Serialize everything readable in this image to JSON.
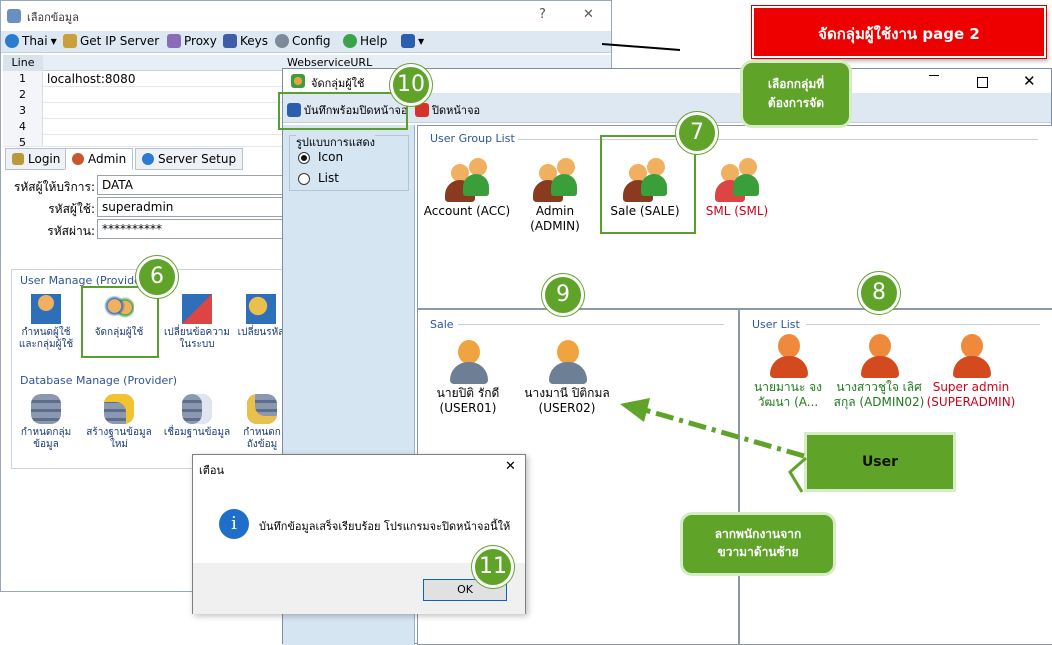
{
  "back_window": {
    "title": "เลือกข้อมูล",
    "help_mark": "?",
    "close_mark": "✕",
    "toolbar": {
      "lang": "Thai",
      "get_ip": "Get IP Server",
      "proxy": "Proxy",
      "keys": "Keys",
      "config": "Config",
      "help": "Help"
    },
    "grid": {
      "col_line": "Line",
      "col_url": "WebserviceURL",
      "rows": [
        {
          "n": "1",
          "url": "localhost:8080"
        },
        {
          "n": "2",
          "url": ""
        },
        {
          "n": "3",
          "url": ""
        },
        {
          "n": "4",
          "url": ""
        },
        {
          "n": "5",
          "url": ""
        }
      ]
    },
    "tabs": {
      "login": "Login",
      "admin": "Admin",
      "server_setup": "Server Setup"
    },
    "form": {
      "provider_label": "รหัสผู้ให้บริการ:",
      "provider_value": "DATA",
      "user_label": "รหัสผู้ใช้:",
      "user_value": "superadmin",
      "pass_label": "รหัสผ่าน:",
      "pass_value": "**********"
    },
    "user_manage": {
      "title": "User Manage (Provider)",
      "items": [
        "กำหนดผู้ใช้\nและกลุ่มผู้ใช้",
        "จัดกลุ่มผู้ใช้",
        "เปลี่ยนข้อความ\nในระบบ",
        "เปลี่ยนรหัส"
      ]
    },
    "db_manage": {
      "title": "Database Manage (Provider)",
      "items": [
        "กำหนดกลุ่ม\nข้อมูล",
        "สร้างฐานข้อมูล\nใหม่",
        "เชื่อมฐานข้อมูล\n",
        "กำหนดก\nถังข้อมู"
      ]
    }
  },
  "front_window": {
    "title": "จัดกลุ่มผู้ใช้",
    "toolbar": {
      "save_close": "บันทึกพร้อมปิดหน้าจอ",
      "close": "ปิดหน้าจอ"
    },
    "display": {
      "title": "รูปแบบการแสดง",
      "icon": "Icon",
      "list": "List"
    },
    "group_list": {
      "title": "User Group List",
      "items": [
        {
          "label": "Account (ACC)",
          "color": "#000000"
        },
        {
          "label": "Admin (ADMIN)",
          "color": "#000000"
        },
        {
          "label": "Sale (SALE)",
          "color": "#000000"
        },
        {
          "label": "SML (SML)",
          "color": "#d0021b"
        }
      ]
    },
    "sale": {
      "title": "Sale",
      "users": [
        {
          "name": "นายปิติ รักดี",
          "code": "(USER01)"
        },
        {
          "name": "นางมานี ปิติกมล",
          "code": "(USER02)"
        }
      ]
    },
    "user_list": {
      "title": "User List",
      "users": [
        {
          "name": "นายมานะ จง",
          "code": "วัฒนา (A...",
          "color": "#1e7b1e"
        },
        {
          "name": "นางสาวชูใจ เลิศ",
          "code": "สกุล (ADMIN02)",
          "color": "#1e7b1e"
        },
        {
          "name": "Super admin",
          "code": "(SUPERADMIN)",
          "color": "#d0021b"
        }
      ]
    }
  },
  "dialog": {
    "title": "เตือน",
    "message": "บันทึกข้อมูลเสร็จเรียบร้อย โปรแกรมจะปิดหน้าจอนี้ให้",
    "ok": "OK",
    "close_mark": "✕"
  },
  "banner": {
    "text": "จัดกลุ่มผู้ใช้งาน page 2"
  },
  "callouts": {
    "select_group": "เลือกกลุ่มที่\nต้องการจัด",
    "user": "User",
    "drag": "ลากพนักงานจาก\nขวามาด้านซ้าย"
  },
  "badges": [
    "6",
    "7",
    "8",
    "9",
    "10",
    "11"
  ]
}
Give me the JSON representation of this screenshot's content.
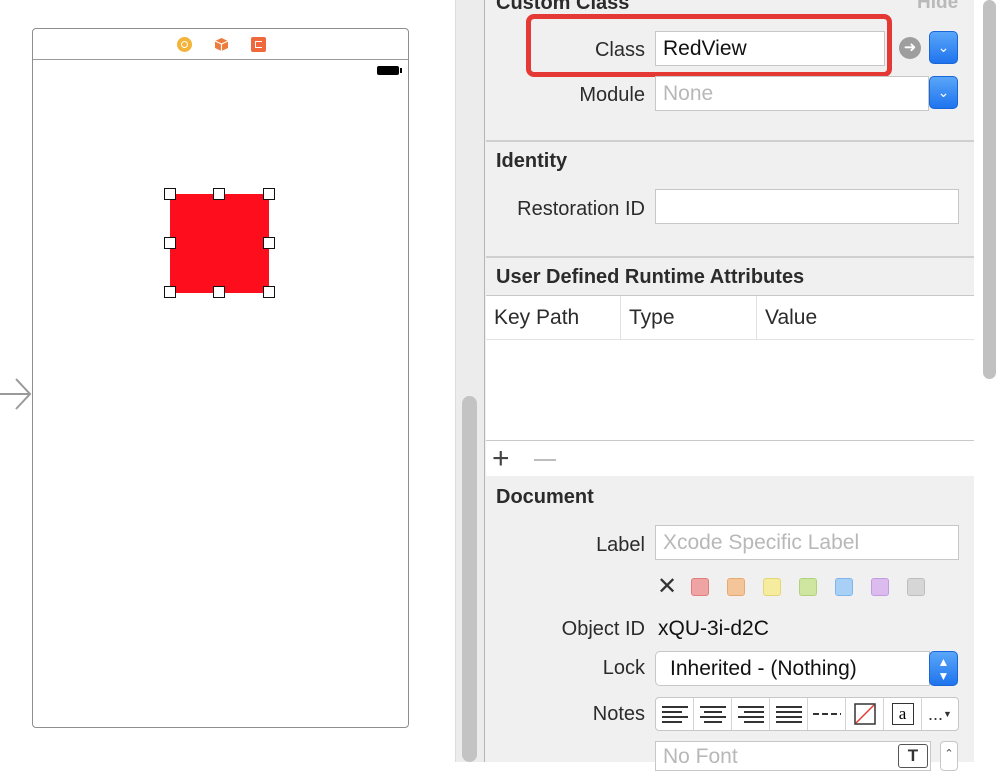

--------------------------------

→ **Exercise aim**
Your task is to set down the records shown above exactly, minus any pictures.

→ **Output of the exercise**
Serialize everything readable in this image to JSON.
{
  "back_window": {
    "title": "เลือกข้อมูล",
    "help_mark": "?",
    "close_mark": "✕",
    "toolbar": {
      "lang": "Thai",
      "get_ip": "Get IP Server",
      "proxy": "Proxy",
      "keys": "Keys",
      "config": "Config",
      "help": "Help"
    },
    "grid": {
      "col_line": "Line",
      "col_url": "WebserviceURL",
      "rows": [
        {
          "n": "1",
          "url": "localhost:8080"
        },
        {
          "n": "2",
          "url": ""
        },
        {
          "n": "3",
          "url": ""
        },
        {
          "n": "4",
          "url": ""
        },
        {
          "n": "5",
          "url": ""
        }
      ]
    },
    "tabs": {
      "login": "Login",
      "admin": "Admin",
      "server_setup": "Server Setup"
    },
    "form": {
      "provider_label": "รหัสผู้ให้บริการ:",
      "provider_value": "DATA",
      "user_label": "รหัสผู้ใช้:",
      "user_value": "superadmin",
      "pass_label": "รหัสผ่าน:",
      "pass_value": "**********"
    },
    "user_manage": {
      "title": "User Manage (Provider)",
      "items": [
        "กำหนดผู้ใช้\nและกลุ่มผู้ใช้",
        "จัดกลุ่มผู้ใช้",
        "เปลี่ยนข้อความ\nในระบบ",
        "เปลี่ยนรหัส"
      ]
    },
    "db_manage": {
      "title": "Database Manage (Provider)",
      "items": [
        "กำหนดกลุ่ม\nข้อมูล",
        "สร้างฐานข้อมูล\nใหม่",
        "เชื่อมฐานข้อมูล\n",
        "กำหนดก\nถังข้อมู"
      ]
    }
  },
  "front_window": {
    "title": "จัดกลุ่มผู้ใช้",
    "toolbar": {
      "save_close": "บันทึกพร้อมปิดหน้าจอ",
      "close": "ปิดหน้าจอ"
    },
    "display": {
      "title": "รูปแบบการแสดง",
      "icon": "Icon",
      "list": "List"
    },
    "group_list": {
      "title": "User Group List",
      "items": [
        {
          "label": "Account (ACC)",
          "color": "#000000"
        },
        {
          "label": "Admin (ADMIN)",
          "color": "#000000"
        },
        {
          "label": "Sale (SALE)",
          "color": "#000000"
        },
        {
          "label": "SML (SML)",
          "color": "#d0021b"
        }
      ]
    },
    "sale": {
      "title": "Sale",
      "users": [
        {
          "name": "นายปิติ รักดี",
          "code": "(USER01)"
        },
        {
          "name": "นางมานี ปิติกมล",
          "code": "(USER02)"
        }
      ]
    },
    "user_list": {
      "title": "User List",
      "users": [
        {
          "name": "นายมานะ จง",
          "code": "วัฒนา (A...",
          "color": "#1e7b1e"
        },
        {
          "name": "นางสาวชูใจ เลิศ",
          "code": "สกุล (ADMIN02)",
          "color": "#1e7b1e"
        },
        {
          "name": "Super admin",
          "code": "(SUPERADMIN)",
          "color": "#d0021b"
        }
      ]
    }
  },
  "dialog": {
    "title": "เตือน",
    "message": "บันทึกข้อมูลเสร็จเรียบร้อย โปรแกรมจะปิดหน้าจอนี้ให้",
    "ok": "OK",
    "close_mark": "✕"
  },
  "banner": {
    "text": "จัดกลุ่มผู้ใช้งาน page 2"
  },
  "callouts": {
    "select_group": "เลือกกลุ่มที่\nต้องการจัด",
    "user": "User",
    "drag": "ลากพนักงานจาก\nขวามาด้านซ้าย"
  },
  "badges": [
    "6",
    "7",
    "8",
    "9",
    "10",
    "11"
  ]
}
Give me the JSON representation of this screenshot's content.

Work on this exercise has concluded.